What the task asks:
Will you quote all of the entries, word for word?

★ ★ ★ ★

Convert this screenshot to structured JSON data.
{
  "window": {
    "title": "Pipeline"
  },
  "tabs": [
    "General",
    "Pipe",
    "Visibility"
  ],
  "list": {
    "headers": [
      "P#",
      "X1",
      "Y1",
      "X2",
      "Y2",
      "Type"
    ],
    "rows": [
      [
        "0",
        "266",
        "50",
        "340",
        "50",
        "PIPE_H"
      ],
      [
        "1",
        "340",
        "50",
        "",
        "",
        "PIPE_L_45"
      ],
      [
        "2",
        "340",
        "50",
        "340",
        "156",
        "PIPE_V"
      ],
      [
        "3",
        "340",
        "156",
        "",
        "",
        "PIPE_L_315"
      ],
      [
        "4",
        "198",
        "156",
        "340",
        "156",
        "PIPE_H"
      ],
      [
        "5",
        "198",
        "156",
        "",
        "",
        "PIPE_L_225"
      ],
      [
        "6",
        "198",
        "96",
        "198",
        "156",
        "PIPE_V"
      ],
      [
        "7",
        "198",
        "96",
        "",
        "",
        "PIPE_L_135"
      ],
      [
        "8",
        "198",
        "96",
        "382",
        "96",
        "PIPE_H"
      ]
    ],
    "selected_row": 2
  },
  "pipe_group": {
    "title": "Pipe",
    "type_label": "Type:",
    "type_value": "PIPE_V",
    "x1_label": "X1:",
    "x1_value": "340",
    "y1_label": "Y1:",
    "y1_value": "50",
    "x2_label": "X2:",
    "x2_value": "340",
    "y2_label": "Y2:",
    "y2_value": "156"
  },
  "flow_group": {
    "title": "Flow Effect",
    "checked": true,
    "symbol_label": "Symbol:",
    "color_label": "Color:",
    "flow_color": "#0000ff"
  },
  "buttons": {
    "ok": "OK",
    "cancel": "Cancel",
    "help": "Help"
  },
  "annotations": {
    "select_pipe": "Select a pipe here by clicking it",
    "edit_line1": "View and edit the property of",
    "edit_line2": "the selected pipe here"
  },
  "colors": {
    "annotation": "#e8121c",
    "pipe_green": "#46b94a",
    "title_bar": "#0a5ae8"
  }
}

★ ★ ★ ★

Answer for the task:
Convert this screenshot to structured JSON data.
{
  "window": {
    "title": "Pipeline"
  },
  "tabs": [
    "General",
    "Pipe",
    "Visibility"
  ],
  "list": {
    "headers": [
      "P#",
      "X1",
      "Y1",
      "X2",
      "Y2",
      "Type"
    ],
    "rows": [
      [
        "0",
        "266",
        "50",
        "340",
        "50",
        "PIPE_H"
      ],
      [
        "1",
        "340",
        "50",
        "",
        "",
        "PIPE_L_45"
      ],
      [
        "2",
        "340",
        "50",
        "340",
        "156",
        "PIPE_V"
      ],
      [
        "3",
        "340",
        "156",
        "",
        "",
        "PIPE_L_315"
      ],
      [
        "4",
        "198",
        "156",
        "340",
        "156",
        "PIPE_H"
      ],
      [
        "5",
        "198",
        "156",
        "",
        "",
        "PIPE_L_225"
      ],
      [
        "6",
        "198",
        "96",
        "198",
        "156",
        "PIPE_V"
      ],
      [
        "7",
        "198",
        "96",
        "",
        "",
        "PIPE_L_135"
      ],
      [
        "8",
        "198",
        "96",
        "382",
        "96",
        "PIPE_H"
      ]
    ],
    "selected_row": 2
  },
  "pipe_group": {
    "title": "Pipe",
    "type_label": "Type:",
    "type_value": "PIPE_V",
    "x1_label": "X1:",
    "x1_value": "340",
    "y1_label": "Y1:",
    "y1_value": "50",
    "x2_label": "X2:",
    "x2_value": "340",
    "y2_label": "Y2:",
    "y2_value": "156"
  },
  "flow_group": {
    "title": "Flow Effect",
    "checked": true,
    "symbol_label": "Symbol:",
    "color_label": "Color:",
    "flow_color": "#0000ff"
  },
  "buttons": {
    "ok": "OK",
    "cancel": "Cancel",
    "help": "Help"
  },
  "annotations": {
    "select_pipe": "Select a pipe here by clicking it",
    "edit_line1": "View and edit the property of",
    "edit_line2": "the selected pipe here"
  },
  "colors": {
    "annotation": "#e8121c",
    "pipe_green": "#46b94a",
    "title_bar": "#0a5ae8"
  }
}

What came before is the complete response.